— BEGIN Listed entries —

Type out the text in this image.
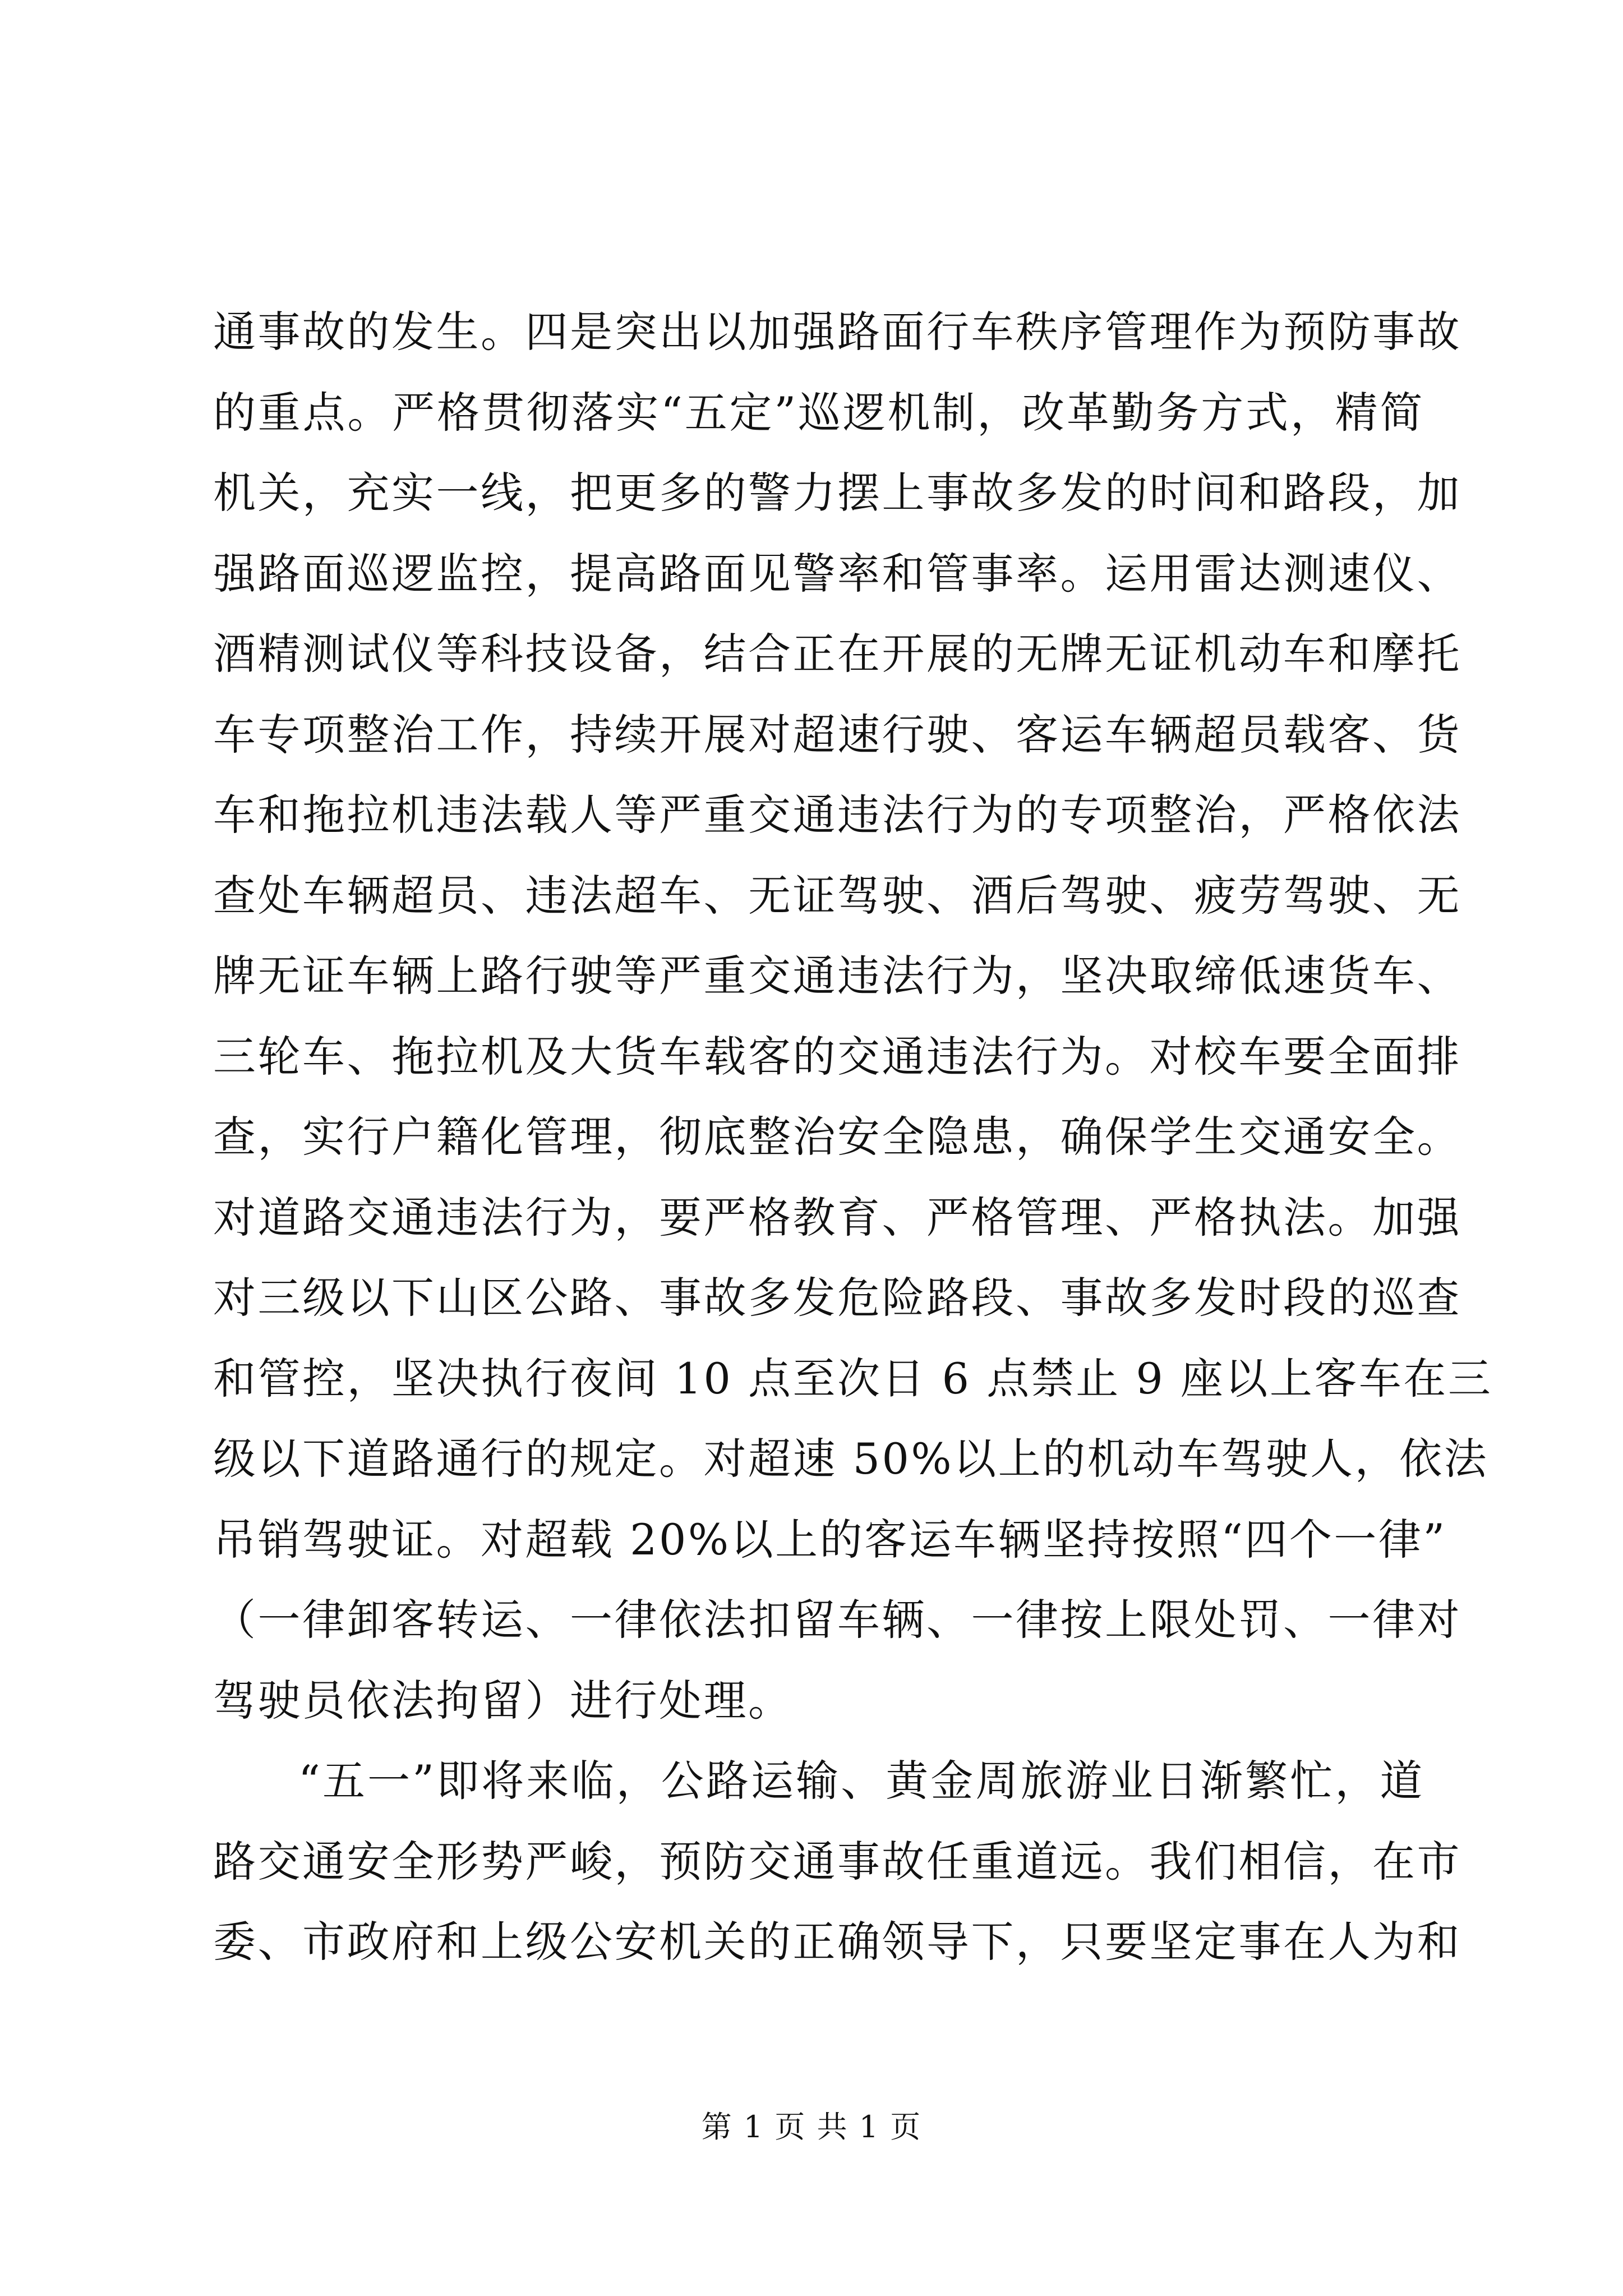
通事故的发生。四是突出以加强路面行车秩序管理作为预防事故
的重点。严格贯彻落实“五定”巡逻机制，改革勤务方式，精简
机关，充实一线，把更多的警力摆上事故多发的时间和路段，加
强路面巡逻监控，提高路面见警率和管事率。运用雷达测速仪、
酒精测试仪等科技设备，结合正在开展的无牌无证机动车和摩托
车专项整治工作，持续开展对超速行驶、客运车辆超员载客、货
车和拖拉机违法载人等严重交通违法行为的专项整治，严格依法
查处车辆超员、违法超车、无证驾驶、酒后驾驶、疲劳驾驶、无
牌无证车辆上路行驶等严重交通违法行为，坚决取缔低速货车、
三轮车、拖拉机及大货车载客的交通违法行为。对校车要全面排
查，实行户籍化管理，彻底整治安全隐患，确保学生交通安全。
对道路交通违法行为，要严格教育、严格管理、严格执法。加强
对三级以下山区公路、事故多发危险路段、事故多发时段的巡查
和管控，坚决执行夜间 10 点至次日 6 点禁止 9 座以上客车在三
级以下道路通行的规定。对超速 50%以上的机动车驾驶人，依法
吊销驾驶证。对超载 20%以上的客运车辆坚持按照“四个一律”
（一律卸客转运、一律依法扣留车辆、一律按上限处罚、一律对
驾驶员依法拘留）进行处理。
“五一”即将来临，公路运输、黄金周旅游业日渐繁忙，道
路交通安全形势严峻，预防交通事故任重道远。我们相信，在市
委、市政府和上级公安机关的正确领导下，只要坚定事在人为和
第 1 页 共 1 页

— END Listed entries —

What the task asks:
Leave out the pictures and restate everything else word for word.

Expected output:
Type out the text in this image.
通事故的发生。四是突出以加强路面行车秩序管理作为预防事故
的重点。严格贯彻落实“五定”巡逻机制，改革勤务方式，精简
机关，充实一线，把更多的警力摆上事故多发的时间和路段，加
强路面巡逻监控，提高路面见警率和管事率。运用雷达测速仪、
酒精测试仪等科技设备，结合正在开展的无牌无证机动车和摩托
车专项整治工作，持续开展对超速行驶、客运车辆超员载客、货
车和拖拉机违法载人等严重交通违法行为的专项整治，严格依法
查处车辆超员、违法超车、无证驾驶、酒后驾驶、疲劳驾驶、无
牌无证车辆上路行驶等严重交通违法行为，坚决取缔低速货车、
三轮车、拖拉机及大货车载客的交通违法行为。对校车要全面排
查，实行户籍化管理，彻底整治安全隐患，确保学生交通安全。
对道路交通违法行为，要严格教育、严格管理、严格执法。加强
对三级以下山区公路、事故多发危险路段、事故多发时段的巡查
和管控，坚决执行夜间 10 点至次日 6 点禁止 9 座以上客车在三
级以下道路通行的规定。对超速 50%以上的机动车驾驶人，依法
吊销驾驶证。对超载 20%以上的客运车辆坚持按照“四个一律”
（一律卸客转运、一律依法扣留车辆、一律按上限处罚、一律对
驾驶员依法拘留）进行处理。
“五一”即将来临，公路运输、黄金周旅游业日渐繁忙，道
路交通安全形势严峻，预防交通事故任重道远。我们相信，在市
委、市政府和上级公安机关的正确领导下，只要坚定事在人为和
第 1 页 共 1 页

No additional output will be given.